═════ Excerpted records

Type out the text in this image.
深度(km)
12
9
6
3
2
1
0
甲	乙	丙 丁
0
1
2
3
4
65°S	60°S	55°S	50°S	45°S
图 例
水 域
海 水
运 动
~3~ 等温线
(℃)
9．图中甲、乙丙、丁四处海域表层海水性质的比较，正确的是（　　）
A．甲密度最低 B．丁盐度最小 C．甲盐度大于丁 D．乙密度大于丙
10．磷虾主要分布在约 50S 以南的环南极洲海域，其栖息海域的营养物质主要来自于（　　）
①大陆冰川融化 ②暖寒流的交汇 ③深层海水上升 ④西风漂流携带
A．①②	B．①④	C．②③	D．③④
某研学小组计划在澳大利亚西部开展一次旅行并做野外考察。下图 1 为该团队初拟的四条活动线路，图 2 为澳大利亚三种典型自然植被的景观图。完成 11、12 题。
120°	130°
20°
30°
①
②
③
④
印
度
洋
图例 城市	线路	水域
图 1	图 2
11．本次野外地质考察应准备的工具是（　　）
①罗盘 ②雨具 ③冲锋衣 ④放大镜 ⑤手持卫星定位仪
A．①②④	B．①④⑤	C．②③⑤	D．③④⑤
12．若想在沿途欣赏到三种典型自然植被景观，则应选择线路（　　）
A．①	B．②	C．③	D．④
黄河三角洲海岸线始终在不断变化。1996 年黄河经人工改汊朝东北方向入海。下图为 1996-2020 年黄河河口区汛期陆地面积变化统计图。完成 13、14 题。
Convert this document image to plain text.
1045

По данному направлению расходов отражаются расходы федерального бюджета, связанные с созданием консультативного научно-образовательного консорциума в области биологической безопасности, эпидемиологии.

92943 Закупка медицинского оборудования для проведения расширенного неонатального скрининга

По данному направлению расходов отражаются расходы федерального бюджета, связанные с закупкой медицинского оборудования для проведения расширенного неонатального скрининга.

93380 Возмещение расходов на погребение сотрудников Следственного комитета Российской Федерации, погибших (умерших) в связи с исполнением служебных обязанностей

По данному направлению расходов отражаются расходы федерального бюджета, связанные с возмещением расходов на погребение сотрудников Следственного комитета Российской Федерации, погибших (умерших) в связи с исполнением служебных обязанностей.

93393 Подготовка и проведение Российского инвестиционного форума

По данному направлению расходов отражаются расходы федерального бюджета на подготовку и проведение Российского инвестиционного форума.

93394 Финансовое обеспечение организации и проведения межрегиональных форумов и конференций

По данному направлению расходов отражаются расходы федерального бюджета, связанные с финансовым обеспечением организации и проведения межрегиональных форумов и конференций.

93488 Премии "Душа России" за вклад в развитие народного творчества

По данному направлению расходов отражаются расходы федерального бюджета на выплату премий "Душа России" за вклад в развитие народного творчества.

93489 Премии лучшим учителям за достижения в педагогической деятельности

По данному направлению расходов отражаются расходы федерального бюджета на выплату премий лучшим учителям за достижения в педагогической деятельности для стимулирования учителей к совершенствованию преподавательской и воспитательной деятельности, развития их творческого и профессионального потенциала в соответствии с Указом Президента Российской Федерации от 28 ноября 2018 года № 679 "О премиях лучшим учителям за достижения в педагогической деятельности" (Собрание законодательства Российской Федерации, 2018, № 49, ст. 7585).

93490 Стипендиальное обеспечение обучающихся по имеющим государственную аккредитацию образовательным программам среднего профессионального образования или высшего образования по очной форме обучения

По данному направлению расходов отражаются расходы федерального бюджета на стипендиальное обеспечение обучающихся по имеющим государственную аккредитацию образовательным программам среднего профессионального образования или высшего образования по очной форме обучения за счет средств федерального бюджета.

══════════

Where does the word "народного" appear? Return each line that holds it.

Answer to the exercise
93488 Премии "Душа России" за вклад в развитие народного творчества
По данному направлению расходов отражаются расходы федерального бюджета на выплату премий "Душа России" за вклад в развитие народного творчества.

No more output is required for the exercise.